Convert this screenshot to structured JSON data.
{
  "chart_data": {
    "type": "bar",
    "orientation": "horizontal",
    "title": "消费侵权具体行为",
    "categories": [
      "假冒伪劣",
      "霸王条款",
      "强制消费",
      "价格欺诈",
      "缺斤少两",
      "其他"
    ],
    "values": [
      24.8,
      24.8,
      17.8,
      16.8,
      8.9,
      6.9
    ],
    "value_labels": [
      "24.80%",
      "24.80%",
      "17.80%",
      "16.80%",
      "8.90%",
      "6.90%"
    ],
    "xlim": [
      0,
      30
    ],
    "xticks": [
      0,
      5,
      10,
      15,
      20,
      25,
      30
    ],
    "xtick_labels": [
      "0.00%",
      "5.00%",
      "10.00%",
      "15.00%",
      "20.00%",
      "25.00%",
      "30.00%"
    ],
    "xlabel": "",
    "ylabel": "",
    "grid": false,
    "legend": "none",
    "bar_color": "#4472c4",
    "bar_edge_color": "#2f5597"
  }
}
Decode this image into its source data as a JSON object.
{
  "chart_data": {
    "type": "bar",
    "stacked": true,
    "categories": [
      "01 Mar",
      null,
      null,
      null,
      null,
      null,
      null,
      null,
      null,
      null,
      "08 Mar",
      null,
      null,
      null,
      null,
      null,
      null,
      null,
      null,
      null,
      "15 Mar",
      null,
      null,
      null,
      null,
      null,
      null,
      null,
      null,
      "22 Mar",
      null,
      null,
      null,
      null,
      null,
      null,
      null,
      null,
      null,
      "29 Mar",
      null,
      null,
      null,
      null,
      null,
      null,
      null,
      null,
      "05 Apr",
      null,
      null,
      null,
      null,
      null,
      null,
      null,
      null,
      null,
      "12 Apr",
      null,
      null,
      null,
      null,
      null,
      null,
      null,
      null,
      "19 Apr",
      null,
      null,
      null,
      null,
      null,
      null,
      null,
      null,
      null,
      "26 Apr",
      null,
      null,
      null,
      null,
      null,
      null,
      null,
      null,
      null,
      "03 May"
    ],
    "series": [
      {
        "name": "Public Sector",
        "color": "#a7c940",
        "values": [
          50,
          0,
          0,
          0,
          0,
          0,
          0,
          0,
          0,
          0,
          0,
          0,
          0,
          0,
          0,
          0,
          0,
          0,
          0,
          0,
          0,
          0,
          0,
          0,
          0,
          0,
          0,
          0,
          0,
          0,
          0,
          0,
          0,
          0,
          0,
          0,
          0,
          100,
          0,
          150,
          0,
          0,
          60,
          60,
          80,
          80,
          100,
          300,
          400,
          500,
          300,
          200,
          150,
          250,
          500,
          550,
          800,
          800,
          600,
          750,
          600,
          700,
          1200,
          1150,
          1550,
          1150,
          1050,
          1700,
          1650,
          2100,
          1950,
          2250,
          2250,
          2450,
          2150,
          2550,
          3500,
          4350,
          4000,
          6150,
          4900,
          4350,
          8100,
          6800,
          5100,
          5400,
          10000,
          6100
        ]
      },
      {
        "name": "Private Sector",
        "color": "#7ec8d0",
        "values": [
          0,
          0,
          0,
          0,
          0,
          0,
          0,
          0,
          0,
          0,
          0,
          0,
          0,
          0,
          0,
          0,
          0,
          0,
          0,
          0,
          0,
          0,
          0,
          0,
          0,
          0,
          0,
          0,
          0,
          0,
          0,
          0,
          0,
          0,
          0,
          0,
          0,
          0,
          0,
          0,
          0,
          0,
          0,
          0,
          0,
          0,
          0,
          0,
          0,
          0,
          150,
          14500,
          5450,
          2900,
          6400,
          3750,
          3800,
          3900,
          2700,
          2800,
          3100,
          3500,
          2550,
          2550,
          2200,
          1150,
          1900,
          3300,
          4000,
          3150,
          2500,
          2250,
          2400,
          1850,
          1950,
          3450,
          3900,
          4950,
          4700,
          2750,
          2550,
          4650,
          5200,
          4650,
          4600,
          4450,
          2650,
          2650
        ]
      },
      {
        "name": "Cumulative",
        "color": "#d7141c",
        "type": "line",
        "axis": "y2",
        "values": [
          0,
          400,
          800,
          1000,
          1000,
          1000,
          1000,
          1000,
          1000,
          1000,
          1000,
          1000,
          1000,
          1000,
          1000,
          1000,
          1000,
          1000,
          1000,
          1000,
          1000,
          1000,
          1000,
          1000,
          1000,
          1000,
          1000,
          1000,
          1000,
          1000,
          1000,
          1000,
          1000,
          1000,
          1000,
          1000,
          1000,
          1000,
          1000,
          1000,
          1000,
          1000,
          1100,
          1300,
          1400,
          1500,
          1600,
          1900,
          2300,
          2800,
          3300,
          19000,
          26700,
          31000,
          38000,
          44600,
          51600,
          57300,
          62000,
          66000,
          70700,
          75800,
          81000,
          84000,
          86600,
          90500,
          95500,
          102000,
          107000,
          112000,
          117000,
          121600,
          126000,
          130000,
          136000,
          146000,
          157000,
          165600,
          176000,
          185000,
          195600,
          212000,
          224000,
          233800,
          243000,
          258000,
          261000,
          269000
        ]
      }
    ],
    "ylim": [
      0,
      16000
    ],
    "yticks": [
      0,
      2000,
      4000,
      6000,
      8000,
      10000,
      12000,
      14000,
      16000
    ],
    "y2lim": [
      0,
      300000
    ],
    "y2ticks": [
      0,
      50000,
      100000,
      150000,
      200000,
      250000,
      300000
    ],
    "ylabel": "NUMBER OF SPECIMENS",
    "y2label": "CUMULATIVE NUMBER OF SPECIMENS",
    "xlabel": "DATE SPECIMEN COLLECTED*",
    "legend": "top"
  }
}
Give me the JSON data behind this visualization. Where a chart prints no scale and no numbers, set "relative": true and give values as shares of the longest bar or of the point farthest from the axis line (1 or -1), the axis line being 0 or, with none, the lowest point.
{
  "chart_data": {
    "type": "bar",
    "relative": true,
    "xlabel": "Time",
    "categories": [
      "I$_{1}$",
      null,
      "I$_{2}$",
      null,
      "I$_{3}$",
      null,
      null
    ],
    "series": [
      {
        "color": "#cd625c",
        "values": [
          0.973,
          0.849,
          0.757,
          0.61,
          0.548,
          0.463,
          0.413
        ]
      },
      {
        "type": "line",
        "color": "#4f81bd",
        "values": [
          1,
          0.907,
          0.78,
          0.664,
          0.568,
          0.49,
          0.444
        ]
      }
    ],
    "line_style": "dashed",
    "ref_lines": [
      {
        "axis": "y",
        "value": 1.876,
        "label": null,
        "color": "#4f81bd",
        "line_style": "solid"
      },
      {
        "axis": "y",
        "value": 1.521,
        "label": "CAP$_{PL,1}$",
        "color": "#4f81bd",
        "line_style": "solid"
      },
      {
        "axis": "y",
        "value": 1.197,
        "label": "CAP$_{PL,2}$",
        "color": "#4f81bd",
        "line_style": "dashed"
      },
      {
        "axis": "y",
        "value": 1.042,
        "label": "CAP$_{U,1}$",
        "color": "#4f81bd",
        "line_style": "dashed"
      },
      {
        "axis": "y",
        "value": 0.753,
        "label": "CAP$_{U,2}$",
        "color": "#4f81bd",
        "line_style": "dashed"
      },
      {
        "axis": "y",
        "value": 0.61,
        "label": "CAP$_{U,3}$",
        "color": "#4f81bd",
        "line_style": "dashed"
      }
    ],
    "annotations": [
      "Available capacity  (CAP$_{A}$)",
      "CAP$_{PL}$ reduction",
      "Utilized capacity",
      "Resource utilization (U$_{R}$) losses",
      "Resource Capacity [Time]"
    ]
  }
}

================================

Lines in the records that hold the word "relative" are to be counted; give only the total.

2